Start of MATERIAL SHOWN

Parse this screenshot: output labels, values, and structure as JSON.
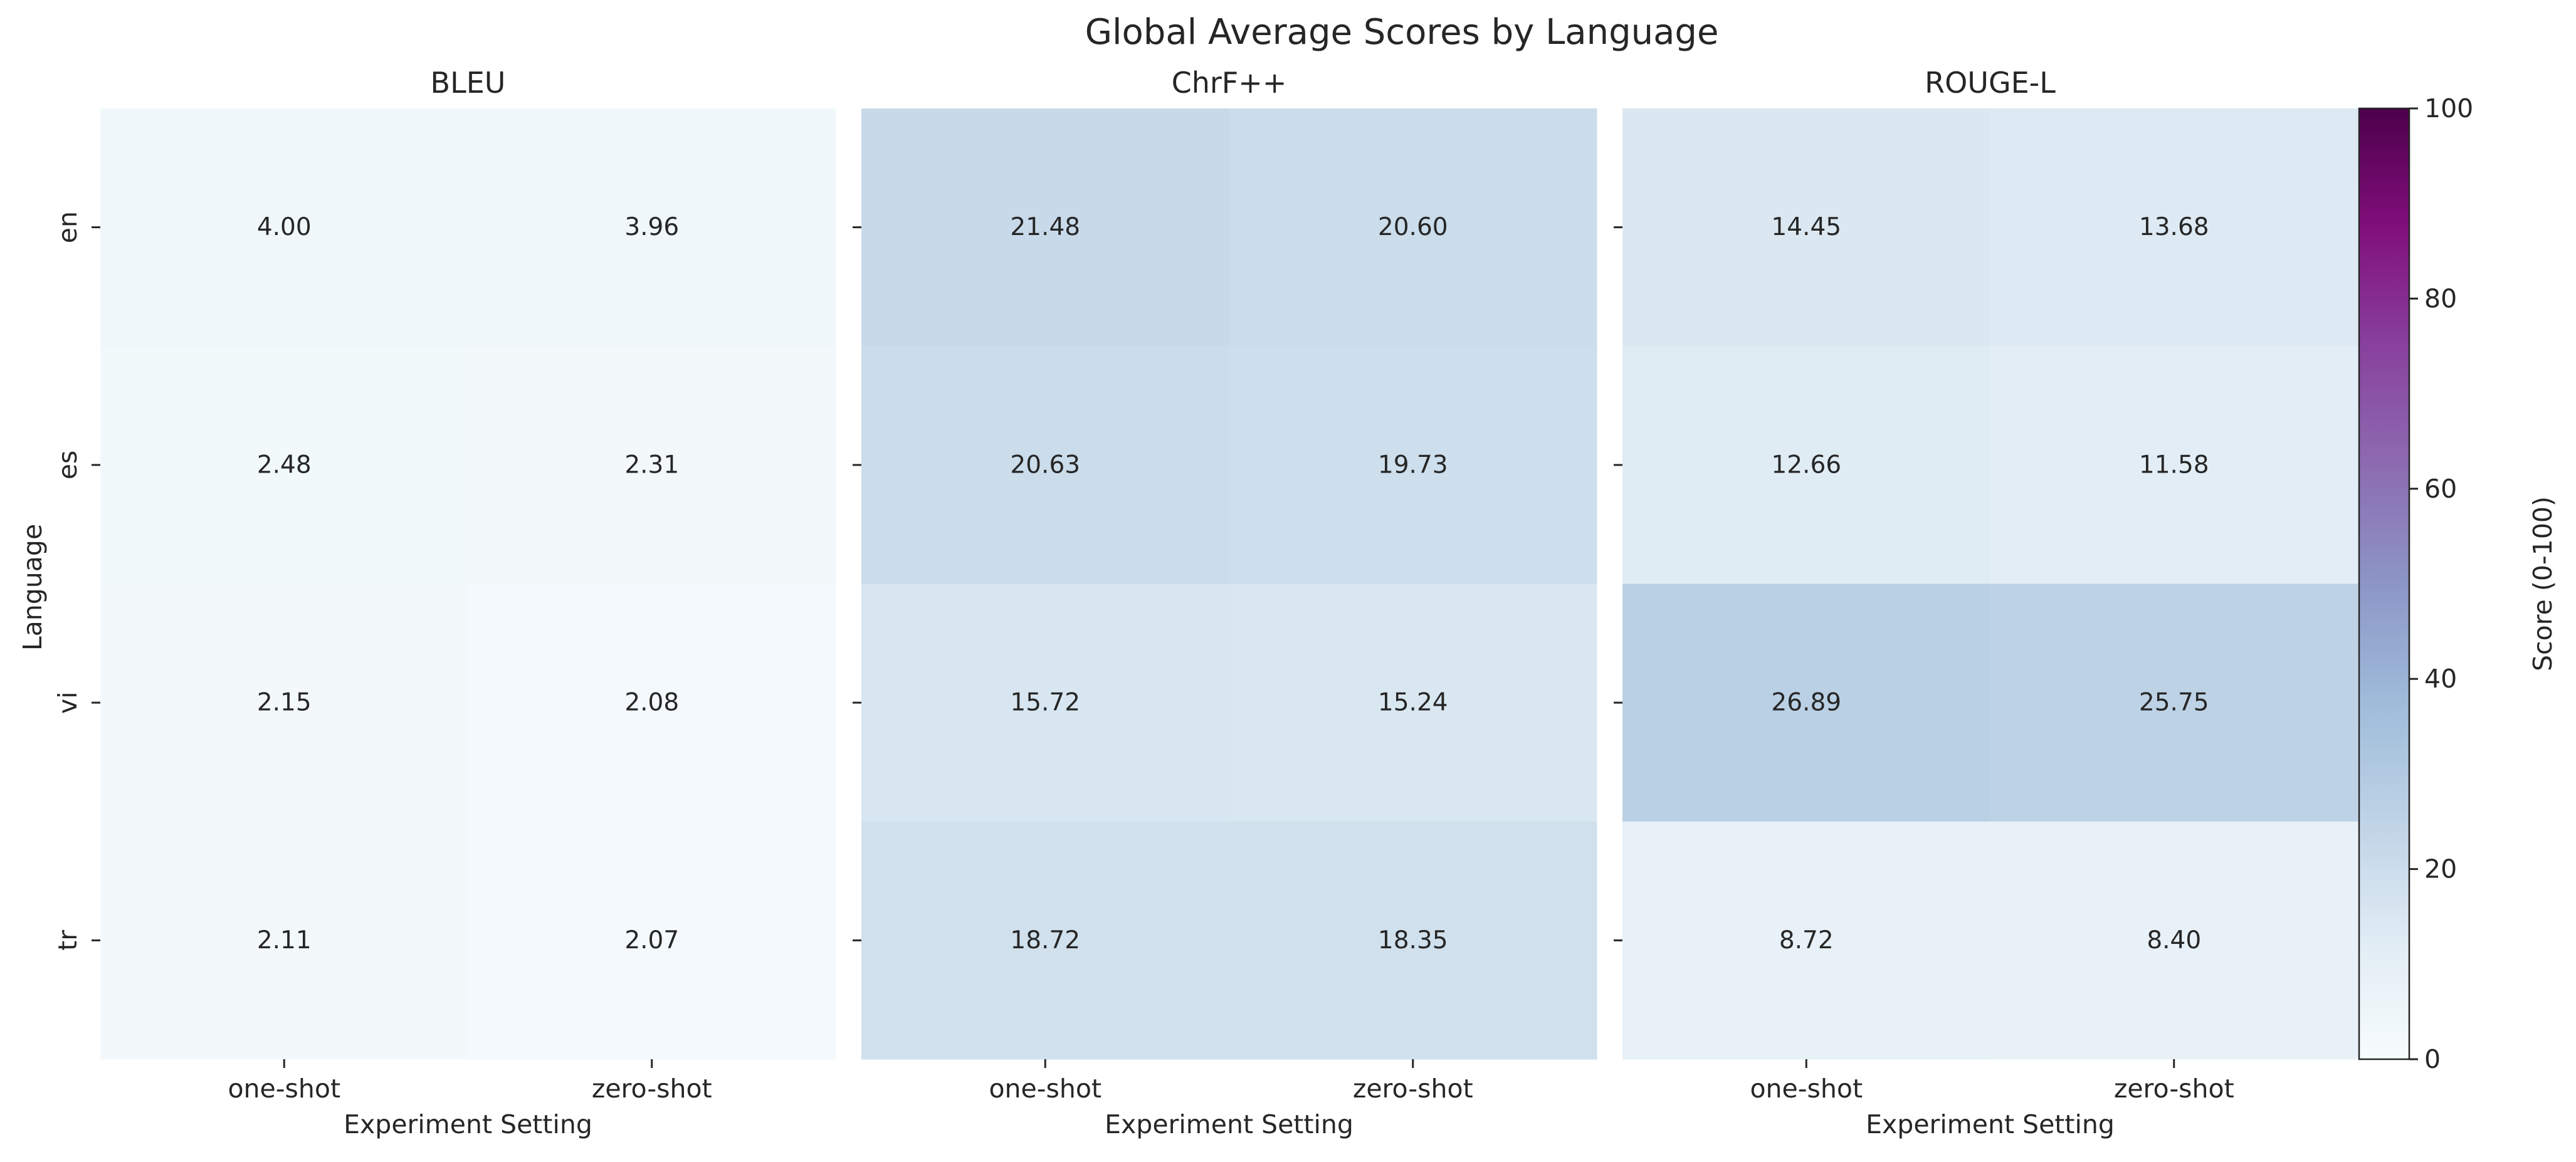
{
  "chart_data": {
    "type": "heatmap",
    "title": "Global Average Scores by Language",
    "ylabel": "Language",
    "xlabel": "Experiment Setting",
    "rows": [
      "en",
      "es",
      "vi",
      "tr"
    ],
    "columns": [
      "one-shot",
      "zero-shot"
    ],
    "panels": [
      {
        "title": "BLEU",
        "values": [
          [
            4.0,
            3.96
          ],
          [
            2.48,
            2.31
          ],
          [
            2.15,
            2.08
          ],
          [
            2.11,
            2.07
          ]
        ],
        "labels": [
          [
            "4.00",
            "3.96"
          ],
          [
            "2.48",
            "2.31"
          ],
          [
            "2.15",
            "2.08"
          ],
          [
            "2.11",
            "2.07"
          ]
        ]
      },
      {
        "title": "ChrF++",
        "values": [
          [
            21.48,
            20.6
          ],
          [
            20.63,
            19.73
          ],
          [
            15.72,
            15.24
          ],
          [
            18.72,
            18.35
          ]
        ],
        "labels": [
          [
            "21.48",
            "20.60"
          ],
          [
            "20.63",
            "19.73"
          ],
          [
            "15.72",
            "15.24"
          ],
          [
            "18.72",
            "18.35"
          ]
        ]
      },
      {
        "title": "ROUGE-L",
        "values": [
          [
            14.45,
            13.68
          ],
          [
            12.66,
            11.58
          ],
          [
            26.89,
            25.75
          ],
          [
            8.72,
            8.4
          ]
        ],
        "labels": [
          [
            "14.45",
            "13.68"
          ],
          [
            "12.66",
            "11.58"
          ],
          [
            "26.89",
            "25.75"
          ],
          [
            "8.72",
            "8.40"
          ]
        ]
      }
    ],
    "colorbar": {
      "label": "Score (0-100)",
      "range": [
        0,
        100
      ],
      "ticks": [
        0,
        20,
        40,
        60,
        80,
        100
      ],
      "colormap": "BuPu",
      "stops": [
        "#f7fcfd",
        "#e0ecf4",
        "#bfd3e6",
        "#9ebcda",
        "#8c96c6",
        "#8c6bb1",
        "#88419d",
        "#810f7c",
        "#4d004b"
      ]
    },
    "text_color": "#262626"
  }
}
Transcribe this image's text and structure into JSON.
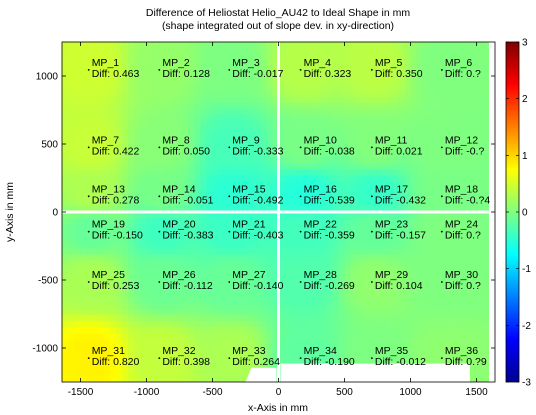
{
  "chart_data": {
    "type": "heatmap",
    "title": "Difference of Heliostat Helio_AU42 to Ideal Shape in mm",
    "subtitle": "(shape integrated out of slope dev. in xy-direction)",
    "xlabel": "x-Axis in mm",
    "ylabel": "y-Axis in mm",
    "xlim": [
      -1640,
      1640
    ],
    "ylim": [
      -1250,
      1250
    ],
    "xticks": [
      -1500,
      -1000,
      -500,
      0,
      500,
      1000,
      1500
    ],
    "yticks": [
      -1000,
      -500,
      0,
      500,
      1000
    ],
    "colorbar": {
      "range": [
        -3,
        3
      ],
      "ticks": [
        -3,
        -2,
        -1,
        0,
        1,
        2,
        3
      ],
      "colormap": "jet"
    },
    "diff_prefix": "Diff: ",
    "points": [
      {
        "name": "MP_1",
        "x": -1415,
        "y": 1060,
        "diff": "0.463"
      },
      {
        "name": "MP_2",
        "x": -880,
        "y": 1060,
        "diff": "0.128"
      },
      {
        "name": "MP_3",
        "x": -350,
        "y": 1060,
        "diff": "-0.017"
      },
      {
        "name": "MP_4",
        "x": 190,
        "y": 1060,
        "diff": "0.323"
      },
      {
        "name": "MP_5",
        "x": 730,
        "y": 1060,
        "diff": "0.350"
      },
      {
        "name": "MP_6",
        "x": 1260,
        "y": 1060,
        "diff": "0.?"
      },
      {
        "name": "MP_7",
        "x": -1415,
        "y": 490,
        "diff": "0.422"
      },
      {
        "name": "MP_8",
        "x": -880,
        "y": 490,
        "diff": "0.050"
      },
      {
        "name": "MP_9",
        "x": -350,
        "y": 490,
        "diff": "-0.333"
      },
      {
        "name": "MP_10",
        "x": 190,
        "y": 490,
        "diff": "-0.038"
      },
      {
        "name": "MP_11",
        "x": 730,
        "y": 490,
        "diff": "0.021"
      },
      {
        "name": "MP_12",
        "x": 1260,
        "y": 490,
        "diff": "-0.?"
      },
      {
        "name": "MP_13",
        "x": -1415,
        "y": 130,
        "diff": "0.278"
      },
      {
        "name": "MP_14",
        "x": -880,
        "y": 130,
        "diff": "-0.051"
      },
      {
        "name": "MP_15",
        "x": -350,
        "y": 130,
        "diff": "-0.492"
      },
      {
        "name": "MP_16",
        "x": 190,
        "y": 130,
        "diff": "-0.539"
      },
      {
        "name": "MP_17",
        "x": 730,
        "y": 130,
        "diff": "-0.432"
      },
      {
        "name": "MP_18",
        "x": 1260,
        "y": 130,
        "diff": "-0.?4"
      },
      {
        "name": "MP_19",
        "x": -1415,
        "y": -130,
        "diff": "-0.150"
      },
      {
        "name": "MP_20",
        "x": -880,
        "y": -130,
        "diff": "-0.383"
      },
      {
        "name": "MP_21",
        "x": -350,
        "y": -130,
        "diff": "-0.403"
      },
      {
        "name": "MP_22",
        "x": 190,
        "y": -130,
        "diff": "-0.359"
      },
      {
        "name": "MP_23",
        "x": 730,
        "y": -130,
        "diff": "-0.157"
      },
      {
        "name": "MP_24",
        "x": 1260,
        "y": -130,
        "diff": "0.?"
      },
      {
        "name": "MP_25",
        "x": -1415,
        "y": -500,
        "diff": "0.253"
      },
      {
        "name": "MP_26",
        "x": -880,
        "y": -500,
        "diff": "-0.112"
      },
      {
        "name": "MP_27",
        "x": -350,
        "y": -500,
        "diff": "-0.140"
      },
      {
        "name": "MP_28",
        "x": 190,
        "y": -500,
        "diff": "-0.269"
      },
      {
        "name": "MP_29",
        "x": 730,
        "y": -500,
        "diff": "0.104"
      },
      {
        "name": "MP_30",
        "x": 1260,
        "y": -500,
        "diff": "0.?"
      },
      {
        "name": "MP_31",
        "x": -1415,
        "y": -1060,
        "diff": "0.820"
      },
      {
        "name": "MP_32",
        "x": -880,
        "y": -1060,
        "diff": "0.398"
      },
      {
        "name": "MP_33",
        "x": -350,
        "y": -1060,
        "diff": "0.264"
      },
      {
        "name": "MP_34",
        "x": 190,
        "y": -1060,
        "diff": "-0.190"
      },
      {
        "name": "MP_35",
        "x": 730,
        "y": -1060,
        "diff": "-0.012"
      },
      {
        "name": "MP_36",
        "x": 1260,
        "y": -1060,
        "diff": "0.?9"
      }
    ]
  }
}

End of MATERIAL SHOWN

WHAT NEEDS TO BE DONE: Excluding the pictures, reproduce every entry exactly as given.

COMPLETE OUTPUT:
Parse this screenshot: output labels, values, and structure as JSON.
{
  "chart_data": {
    "type": "heatmap",
    "title": "Global Average Scores by Language",
    "ylabel": "Language",
    "xlabel": "Experiment Setting",
    "rows": [
      "en",
      "es",
      "vi",
      "tr"
    ],
    "columns": [
      "one-shot",
      "zero-shot"
    ],
    "panels": [
      {
        "title": "BLEU",
        "values": [
          [
            4.0,
            3.96
          ],
          [
            2.48,
            2.31
          ],
          [
            2.15,
            2.08
          ],
          [
            2.11,
            2.07
          ]
        ],
        "labels": [
          [
            "4.00",
            "3.96"
          ],
          [
            "2.48",
            "2.31"
          ],
          [
            "2.15",
            "2.08"
          ],
          [
            "2.11",
            "2.07"
          ]
        ]
      },
      {
        "title": "ChrF++",
        "values": [
          [
            21.48,
            20.6
          ],
          [
            20.63,
            19.73
          ],
          [
            15.72,
            15.24
          ],
          [
            18.72,
            18.35
          ]
        ],
        "labels": [
          [
            "21.48",
            "20.60"
          ],
          [
            "20.63",
            "19.73"
          ],
          [
            "15.72",
            "15.24"
          ],
          [
            "18.72",
            "18.35"
          ]
        ]
      },
      {
        "title": "ROUGE-L",
        "values": [
          [
            14.45,
            13.68
          ],
          [
            12.66,
            11.58
          ],
          [
            26.89,
            25.75
          ],
          [
            8.72,
            8.4
          ]
        ],
        "labels": [
          [
            "14.45",
            "13.68"
          ],
          [
            "12.66",
            "11.58"
          ],
          [
            "26.89",
            "25.75"
          ],
          [
            "8.72",
            "8.40"
          ]
        ]
      }
    ],
    "colorbar": {
      "label": "Score (0-100)",
      "range": [
        0,
        100
      ],
      "ticks": [
        0,
        20,
        40,
        60,
        80,
        100
      ],
      "colormap": "BuPu",
      "stops": [
        "#f7fcfd",
        "#e0ecf4",
        "#bfd3e6",
        "#9ebcda",
        "#8c96c6",
        "#8c6bb1",
        "#88419d",
        "#810f7c",
        "#4d004b"
      ]
    },
    "text_color": "#262626"
  }
}
Transcribe this image's text and structure into JSON.
{
  "chart_data": {
    "type": "heatmap",
    "title": "Difference of Heliostat Helio_AU42 to Ideal Shape in mm",
    "subtitle": "(shape integrated out of slope dev. in xy-direction)",
    "xlabel": "x-Axis in mm",
    "ylabel": "y-Axis in mm",
    "xlim": [
      -1640,
      1640
    ],
    "ylim": [
      -1250,
      1250
    ],
    "xticks": [
      -1500,
      -1000,
      -500,
      0,
      500,
      1000,
      1500
    ],
    "yticks": [
      -1000,
      -500,
      0,
      500,
      1000
    ],
    "colorbar": {
      "range": [
        -3,
        3
      ],
      "ticks": [
        -3,
        -2,
        -1,
        0,
        1,
        2,
        3
      ],
      "colormap": "jet"
    },
    "diff_prefix": "Diff: ",
    "points": [
      {
        "name": "MP_1",
        "x": -1415,
        "y": 1060,
        "diff": "0.463"
      },
      {
        "name": "MP_2",
        "x": -880,
        "y": 1060,
        "diff": "0.128"
      },
      {
        "name": "MP_3",
        "x": -350,
        "y": 1060,
        "diff": "-0.017"
      },
      {
        "name": "MP_4",
        "x": 190,
        "y": 1060,
        "diff": "0.323"
      },
      {
        "name": "MP_5",
        "x": 730,
        "y": 1060,
        "diff": "0.350"
      },
      {
        "name": "MP_6",
        "x": 1260,
        "y": 1060,
        "diff": "0.?"
      },
      {
        "name": "MP_7",
        "x": -1415,
        "y": 490,
        "diff": "0.422"
      },
      {
        "name": "MP_8",
        "x": -880,
        "y": 490,
        "diff": "0.050"
      },
      {
        "name": "MP_9",
        "x": -350,
        "y": 490,
        "diff": "-0.333"
      },
      {
        "name": "MP_10",
        "x": 190,
        "y": 490,
        "diff": "-0.038"
      },
      {
        "name": "MP_11",
        "x": 730,
        "y": 490,
        "diff": "0.021"
      },
      {
        "name": "MP_12",
        "x": 1260,
        "y": 490,
        "diff": "-0.?"
      },
      {
        "name": "MP_13",
        "x": -1415,
        "y": 130,
        "diff": "0.278"
      },
      {
        "name": "MP_14",
        "x": -880,
        "y": 130,
        "diff": "-0.051"
      },
      {
        "name": "MP_15",
        "x": -350,
        "y": 130,
        "diff": "-0.492"
      },
      {
        "name": "MP_16",
        "x": 190,
        "y": 130,
        "diff": "-0.539"
      },
      {
        "name": "MP_17",
        "x": 730,
        "y": 130,
        "diff": "-0.432"
      },
      {
        "name": "MP_18",
        "x": 1260,
        "y": 130,
        "diff": "-0.?4"
      },
      {
        "name": "MP_19",
        "x": -1415,
        "y": -130,
        "diff": "-0.150"
      },
      {
        "name": "MP_20",
        "x": -880,
        "y": -130,
        "diff": "-0.383"
      },
      {
        "name": "MP_21",
        "x": -350,
        "y": -130,
        "diff": "-0.403"
      },
      {
        "name": "MP_22",
        "x": 190,
        "y": -130,
        "diff": "-0.359"
      },
      {
        "name": "MP_23",
        "x": 730,
        "y": -130,
        "diff": "-0.157"
      },
      {
        "name": "MP_24",
        "x": 1260,
        "y": -130,
        "diff": "0.?"
      },
      {
        "name": "MP_25",
        "x": -1415,
        "y": -500,
        "diff": "0.253"
      },
      {
        "name": "MP_26",
        "x": -880,
        "y": -500,
        "diff": "-0.112"
      },
      {
        "name": "MP_27",
        "x": -350,
        "y": -500,
        "diff": "-0.140"
      },
      {
        "name": "MP_28",
        "x": 190,
        "y": -500,
        "diff": "-0.269"
      },
      {
        "name": "MP_29",
        "x": 730,
        "y": -500,
        "diff": "0.104"
      },
      {
        "name": "MP_30",
        "x": 1260,
        "y": -500,
        "diff": "0.?"
      },
      {
        "name": "MP_31",
        "x": -1415,
        "y": -1060,
        "diff": "0.820"
      },
      {
        "name": "MP_32",
        "x": -880,
        "y": -1060,
        "diff": "0.398"
      },
      {
        "name": "MP_33",
        "x": -350,
        "y": -1060,
        "diff": "0.264"
      },
      {
        "name": "MP_34",
        "x": 190,
        "y": -1060,
        "diff": "-0.190"
      },
      {
        "name": "MP_35",
        "x": 730,
        "y": -1060,
        "diff": "-0.012"
      },
      {
        "name": "MP_36",
        "x": 1260,
        "y": -1060,
        "diff": "0.?9"
      }
    ]
  }
}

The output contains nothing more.